[What the task requires] Repeat the data word for word. Do not include the pictures.

[Supplied material]
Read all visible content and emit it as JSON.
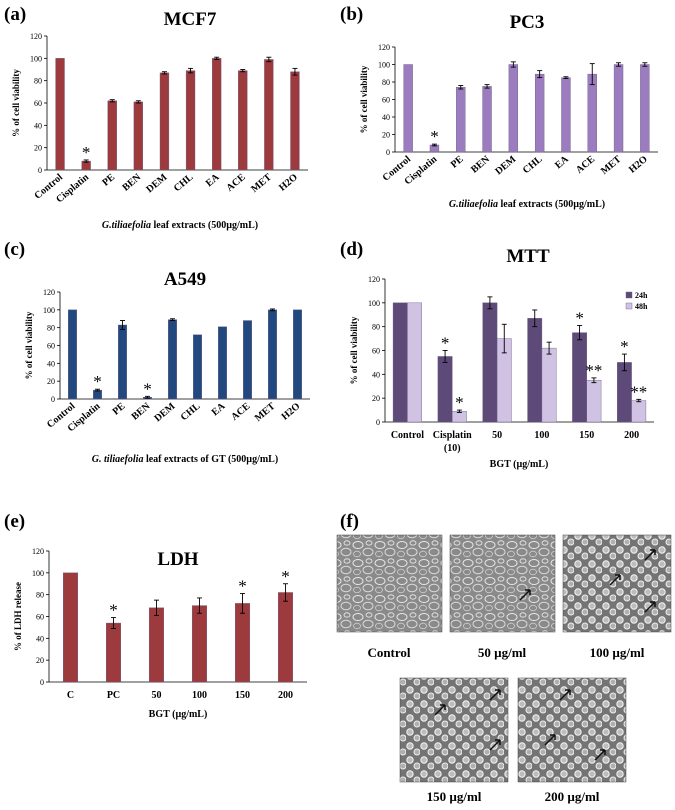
{
  "colors": {
    "red": "#9c3a3d",
    "purple": "#9a7cbf",
    "blue": "#22497f",
    "lightpurple": "#cfc2e3"
  },
  "chart_data": [
    {
      "panel": "(a)",
      "type": "bar",
      "title": "MCF7",
      "ylabel": "% of cell viability",
      "xlabel_italic": "G.tiliaefolia",
      "xlabel_rest": " leaf extracts (500µg/mL)",
      "ylim": [
        0,
        120
      ],
      "yticks": [
        "0",
        "20",
        "40",
        "60",
        "80",
        "100",
        "120"
      ],
      "categories": [
        "Control",
        "Cisplatin",
        "PE",
        "BEN",
        "DEM",
        "CHL",
        "EA",
        "ACE",
        "MET",
        "H2O"
      ],
      "values": [
        100,
        8,
        62,
        61,
        87,
        89,
        100,
        89,
        99,
        88
      ],
      "errors": [
        0,
        1,
        1,
        1,
        1,
        2,
        1,
        1,
        2,
        3
      ],
      "stars": [
        "",
        "*",
        "",
        "",
        "",
        "",
        "",
        "",
        "",
        ""
      ]
    },
    {
      "panel": "(b)",
      "type": "bar",
      "title": "PC3",
      "ylabel": "% of cell viability",
      "xlabel_italic": "G.tiliaefolia",
      "xlabel_rest": " leaf extracts (500µg/mL)",
      "ylim": [
        0,
        120
      ],
      "yticks": [
        "0",
        "20",
        "40",
        "60",
        "80",
        "100",
        "120"
      ],
      "categories": [
        "Control",
        "Cisplatin",
        "PE",
        "BEN",
        "DEM",
        "CHL",
        "EA",
        "ACE",
        "MET",
        "H2O"
      ],
      "values": [
        100,
        8,
        74,
        75,
        100,
        89,
        85,
        89,
        100,
        100
      ],
      "errors": [
        0,
        1,
        2,
        2,
        3,
        4,
        1,
        12,
        2,
        2
      ],
      "stars": [
        "",
        "*",
        "",
        "",
        "",
        "",
        "",
        "",
        "",
        ""
      ]
    },
    {
      "panel": "(c)",
      "type": "bar",
      "title": "A549",
      "ylabel": "% of cell viability",
      "xlabel_italic": "G. tiliaefolia",
      "xlabel_rest": " leaf extracts of GT (500µg/mL)",
      "ylim": [
        0,
        120
      ],
      "yticks": [
        "0",
        "20",
        "40",
        "60",
        "80",
        "100",
        "120"
      ],
      "categories": [
        "Control",
        "Cisplatin",
        "PE",
        "BEN",
        "DEM",
        "CHL",
        "EA",
        "ACE",
        "MET",
        "H2O"
      ],
      "values": [
        100,
        10,
        83,
        2,
        89,
        72,
        81,
        88,
        100,
        100
      ],
      "errors": [
        0,
        1,
        5,
        1,
        1,
        0,
        0,
        0,
        1,
        0
      ],
      "stars": [
        "",
        "*",
        "",
        "*",
        "",
        "",
        "",
        "",
        "",
        ""
      ]
    },
    {
      "panel": "(d)",
      "type": "bar",
      "title": "MTT",
      "ylabel": "% of cell viability",
      "xlabel": "BGT (µg/mL)",
      "ylim": [
        0,
        120
      ],
      "yticks": [
        "0",
        "20",
        "40",
        "60",
        "80",
        "100",
        "120"
      ],
      "categories": [
        "Control",
        "Cisplatin (10)",
        "50",
        "100",
        "150",
        "200"
      ],
      "series": [
        {
          "name": "24h",
          "values": [
            100,
            55,
            100,
            87,
            75,
            50
          ],
          "errors": [
            0,
            5,
            5,
            7,
            6,
            7
          ],
          "stars": [
            "",
            "*",
            "",
            "",
            "*",
            "*"
          ]
        },
        {
          "name": "48h",
          "values": [
            100,
            9,
            70,
            62,
            35,
            18
          ],
          "errors": [
            0,
            1,
            12,
            5,
            2,
            1
          ],
          "stars": [
            "",
            "*",
            "",
            "",
            "**",
            "**"
          ]
        }
      ]
    },
    {
      "panel": "(e)",
      "type": "bar",
      "title": "LDH",
      "ylabel": "% of LDH release",
      "xlabel": "BGT (µg/mL)",
      "ylim": [
        0,
        120
      ],
      "yticks": [
        "0",
        "20",
        "40",
        "60",
        "80",
        "100",
        "120"
      ],
      "categories": [
        "C",
        "PC",
        "50",
        "100",
        "150",
        "200"
      ],
      "values": [
        100,
        54,
        68,
        70,
        72,
        82
      ],
      "errors": [
        0,
        5,
        7,
        7,
        9,
        8
      ],
      "stars": [
        "",
        "*",
        "",
        "",
        "*",
        "*"
      ]
    }
  ],
  "images": {
    "panel": "(f)",
    "captions": [
      "Control",
      "50 µg/ml",
      "100 µg/ml",
      "150 µg/ml",
      "200 µg/ml"
    ]
  }
}
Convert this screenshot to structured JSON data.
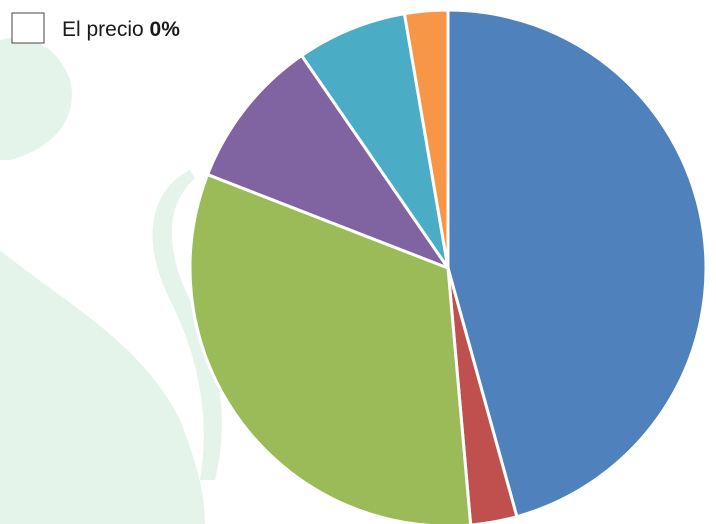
{
  "chart_data": {
    "type": "pie",
    "legend": {
      "label": "El precio",
      "value": "0%"
    },
    "values": [
      45.7,
      2.9,
      32.3,
      9.5,
      6.9,
      2.7
    ],
    "colors": [
      "#4f81bd",
      "#c0504d",
      "#9bbb59",
      "#8064a2",
      "#4bacc6",
      "#f79646"
    ],
    "start_angle": 0,
    "direction": "clockwise"
  }
}
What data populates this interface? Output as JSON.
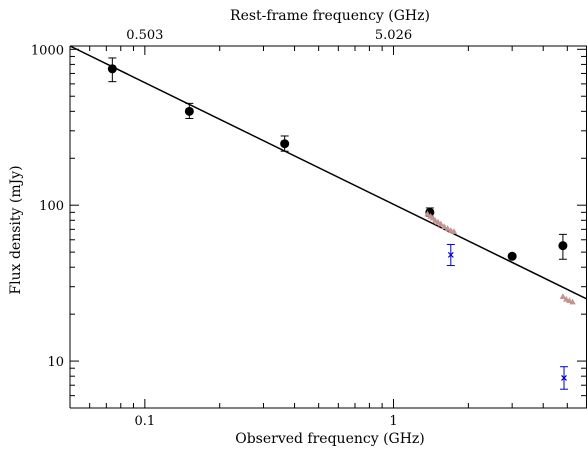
{
  "chart_data": {
    "type": "scatter",
    "title": "",
    "top_axis_label": "Rest-frame frequency (GHz)",
    "top_tick_labels": [
      "0.503",
      "5.026"
    ],
    "xlabel": "Observed frequency (GHz)",
    "ylabel": "Flux density (mJy)",
    "xscale": "log",
    "yscale": "log",
    "xlim": [
      0.05,
      6.0
    ],
    "ylim": [
      5,
      1050
    ],
    "x_tick_labels": [
      "0.1",
      "1"
    ],
    "y_tick_labels": [
      "10",
      "100",
      "1000"
    ],
    "grid": false,
    "series": [
      {
        "marker": "circle",
        "color": "#000000",
        "points": [
          {
            "x": 0.074,
            "y": 750,
            "ylo": 620,
            "yhi": 880
          },
          {
            "x": 0.151,
            "y": 400,
            "ylo": 360,
            "yhi": 450
          },
          {
            "x": 0.365,
            "y": 248,
            "ylo": 222,
            "yhi": 278
          },
          {
            "x": 1.4,
            "y": 90,
            "ylo": 85,
            "yhi": 96
          },
          {
            "x": 3.0,
            "y": 47,
            "ylo": 46,
            "yhi": 48
          },
          {
            "x": 4.8,
            "y": 55,
            "ylo": 45,
            "yhi": 65
          }
        ]
      },
      {
        "marker": "triangle",
        "color": "#c4948f",
        "points": [
          {
            "x": 1.37,
            "y": 88
          },
          {
            "x": 1.41,
            "y": 85
          },
          {
            "x": 1.44,
            "y": 83
          },
          {
            "x": 1.47,
            "y": 80
          },
          {
            "x": 1.51,
            "y": 78
          },
          {
            "x": 1.55,
            "y": 76
          },
          {
            "x": 1.6,
            "y": 73
          },
          {
            "x": 1.65,
            "y": 71
          },
          {
            "x": 1.7,
            "y": 69
          },
          {
            "x": 1.75,
            "y": 68
          },
          {
            "x": 4.8,
            "y": 26
          },
          {
            "x": 4.95,
            "y": 25
          },
          {
            "x": 5.1,
            "y": 24.5
          },
          {
            "x": 5.25,
            "y": 24
          }
        ]
      },
      {
        "marker": "x",
        "color": "#0000cc",
        "points": [
          {
            "x": 1.7,
            "y": 48,
            "ylo": 41,
            "yhi": 56
          },
          {
            "x": 4.85,
            "y": 7.8,
            "ylo": 6.6,
            "yhi": 9.2
          }
        ]
      }
    ],
    "fit_line": {
      "x": [
        0.05,
        6.0
      ],
      "y": [
        1050,
        25
      ]
    }
  }
}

[Output of the exercise]
Read all visible content and emit it as JSON.
{
  "colors": {
    "red": "#9c3a3d",
    "purple": "#9a7cbf",
    "blue": "#22497f",
    "lightpurple": "#cfc2e3"
  },
  "chart_data": [
    {
      "panel": "(a)",
      "type": "bar",
      "title": "MCF7",
      "ylabel": "% of cell viability",
      "xlabel_italic": "G.tiliaefolia",
      "xlabel_rest": " leaf extracts (500µg/mL)",
      "ylim": [
        0,
        120
      ],
      "yticks": [
        "0",
        "20",
        "40",
        "60",
        "80",
        "100",
        "120"
      ],
      "categories": [
        "Control",
        "Cisplatin",
        "PE",
        "BEN",
        "DEM",
        "CHL",
        "EA",
        "ACE",
        "MET",
        "H2O"
      ],
      "values": [
        100,
        8,
        62,
        61,
        87,
        89,
        100,
        89,
        99,
        88
      ],
      "errors": [
        0,
        1,
        1,
        1,
        1,
        2,
        1,
        1,
        2,
        3
      ],
      "stars": [
        "",
        "*",
        "",
        "",
        "",
        "",
        "",
        "",
        "",
        ""
      ]
    },
    {
      "panel": "(b)",
      "type": "bar",
      "title": "PC3",
      "ylabel": "% of cell viability",
      "xlabel_italic": "G.tiliaefolia",
      "xlabel_rest": " leaf extracts (500µg/mL)",
      "ylim": [
        0,
        120
      ],
      "yticks": [
        "0",
        "20",
        "40",
        "60",
        "80",
        "100",
        "120"
      ],
      "categories": [
        "Control",
        "Cisplatin",
        "PE",
        "BEN",
        "DEM",
        "CHL",
        "EA",
        "ACE",
        "MET",
        "H2O"
      ],
      "values": [
        100,
        8,
        74,
        75,
        100,
        89,
        85,
        89,
        100,
        100
      ],
      "errors": [
        0,
        1,
        2,
        2,
        3,
        4,
        1,
        12,
        2,
        2
      ],
      "stars": [
        "",
        "*",
        "",
        "",
        "",
        "",
        "",
        "",
        "",
        ""
      ]
    },
    {
      "panel": "(c)",
      "type": "bar",
      "title": "A549",
      "ylabel": "% of cell viability",
      "xlabel_italic": "G. tiliaefolia",
      "xlabel_rest": " leaf extracts of GT (500µg/mL)",
      "ylim": [
        0,
        120
      ],
      "yticks": [
        "0",
        "20",
        "40",
        "60",
        "80",
        "100",
        "120"
      ],
      "categories": [
        "Control",
        "Cisplatin",
        "PE",
        "BEN",
        "DEM",
        "CHL",
        "EA",
        "ACE",
        "MET",
        "H2O"
      ],
      "values": [
        100,
        10,
        83,
        2,
        89,
        72,
        81,
        88,
        100,
        100
      ],
      "errors": [
        0,
        1,
        5,
        1,
        1,
        0,
        0,
        0,
        1,
        0
      ],
      "stars": [
        "",
        "*",
        "",
        "*",
        "",
        "",
        "",
        "",
        "",
        ""
      ]
    },
    {
      "panel": "(d)",
      "type": "bar",
      "title": "MTT",
      "ylabel": "% of cell viability",
      "xlabel": "BGT (µg/mL)",
      "ylim": [
        0,
        120
      ],
      "yticks": [
        "0",
        "20",
        "40",
        "60",
        "80",
        "100",
        "120"
      ],
      "categories": [
        "Control",
        "Cisplatin (10)",
        "50",
        "100",
        "150",
        "200"
      ],
      "series": [
        {
          "name": "24h",
          "values": [
            100,
            55,
            100,
            87,
            75,
            50
          ],
          "errors": [
            0,
            5,
            5,
            7,
            6,
            7
          ],
          "stars": [
            "",
            "*",
            "",
            "",
            "*",
            "*"
          ]
        },
        {
          "name": "48h",
          "values": [
            100,
            9,
            70,
            62,
            35,
            18
          ],
          "errors": [
            0,
            1,
            12,
            5,
            2,
            1
          ],
          "stars": [
            "",
            "*",
            "",
            "",
            "**",
            "**"
          ]
        }
      ]
    },
    {
      "panel": "(e)",
      "type": "bar",
      "title": "LDH",
      "ylabel": "% of LDH release",
      "xlabel": "BGT (µg/mL)",
      "ylim": [
        0,
        120
      ],
      "yticks": [
        "0",
        "20",
        "40",
        "60",
        "80",
        "100",
        "120"
      ],
      "categories": [
        "C",
        "PC",
        "50",
        "100",
        "150",
        "200"
      ],
      "values": [
        100,
        54,
        68,
        70,
        72,
        82
      ],
      "errors": [
        0,
        5,
        7,
        7,
        9,
        8
      ],
      "stars": [
        "",
        "*",
        "",
        "",
        "*",
        "*"
      ]
    }
  ],
  "images": {
    "panel": "(f)",
    "captions": [
      "Control",
      "50 µg/ml",
      "100 µg/ml",
      "150 µg/ml",
      "200 µg/ml"
    ]
  }
}
Convert this screenshot to structured JSON data.
{
  "chart_data": {
    "type": "pie",
    "legend": {
      "label": "El precio",
      "value": "0%"
    },
    "values": [
      45.7,
      2.9,
      32.3,
      9.5,
      6.9,
      2.7
    ],
    "colors": [
      "#4f81bd",
      "#c0504d",
      "#9bbb59",
      "#8064a2",
      "#4bacc6",
      "#f79646"
    ],
    "start_angle": 0,
    "direction": "clockwise"
  }
}
What data populates this interface? Output as JSON.
{
  "chart_data": {
    "type": "scatter",
    "title": "",
    "top_axis_label": "Rest-frame frequency (GHz)",
    "top_tick_labels": [
      "0.503",
      "5.026"
    ],
    "xlabel": "Observed frequency (GHz)",
    "ylabel": "Flux density (mJy)",
    "xscale": "log",
    "yscale": "log",
    "xlim": [
      0.05,
      6.0
    ],
    "ylim": [
      5,
      1050
    ],
    "x_tick_labels": [
      "0.1",
      "1"
    ],
    "y_tick_labels": [
      "10",
      "100",
      "1000"
    ],
    "grid": false,
    "series": [
      {
        "marker": "circle",
        "color": "#000000",
        "points": [
          {
            "x": 0.074,
            "y": 750,
            "ylo": 620,
            "yhi": 880
          },
          {
            "x": 0.151,
            "y": 400,
            "ylo": 360,
            "yhi": 450
          },
          {
            "x": 0.365,
            "y": 248,
            "ylo": 222,
            "yhi": 278
          },
          {
            "x": 1.4,
            "y": 90,
            "ylo": 85,
            "yhi": 96
          },
          {
            "x": 3.0,
            "y": 47,
            "ylo": 46,
            "yhi": 48
          },
          {
            "x": 4.8,
            "y": 55,
            "ylo": 45,
            "yhi": 65
          }
        ]
      },
      {
        "marker": "triangle",
        "color": "#c4948f",
        "points": [
          {
            "x": 1.37,
            "y": 88
          },
          {
            "x": 1.41,
            "y": 85
          },
          {
            "x": 1.44,
            "y": 83
          },
          {
            "x": 1.47,
            "y": 80
          },
          {
            "x": 1.51,
            "y": 78
          },
          {
            "x": 1.55,
            "y": 76
          },
          {
            "x": 1.6,
            "y": 73
          },
          {
            "x": 1.65,
            "y": 71
          },
          {
            "x": 1.7,
            "y": 69
          },
          {
            "x": 1.75,
            "y": 68
          },
          {
            "x": 4.8,
            "y": 26
          },
          {
            "x": 4.95,
            "y": 25
          },
          {
            "x": 5.1,
            "y": 24.5
          },
          {
            "x": 5.25,
            "y": 24
          }
        ]
      },
      {
        "marker": "x",
        "color": "#0000cc",
        "points": [
          {
            "x": 1.7,
            "y": 48,
            "ylo": 41,
            "yhi": 56
          },
          {
            "x": 4.85,
            "y": 7.8,
            "ylo": 6.6,
            "yhi": 9.2
          }
        ]
      }
    ],
    "fit_line": {
      "x": [
        0.05,
        6.0
      ],
      "y": [
        1050,
        25
      ]
    }
  }
}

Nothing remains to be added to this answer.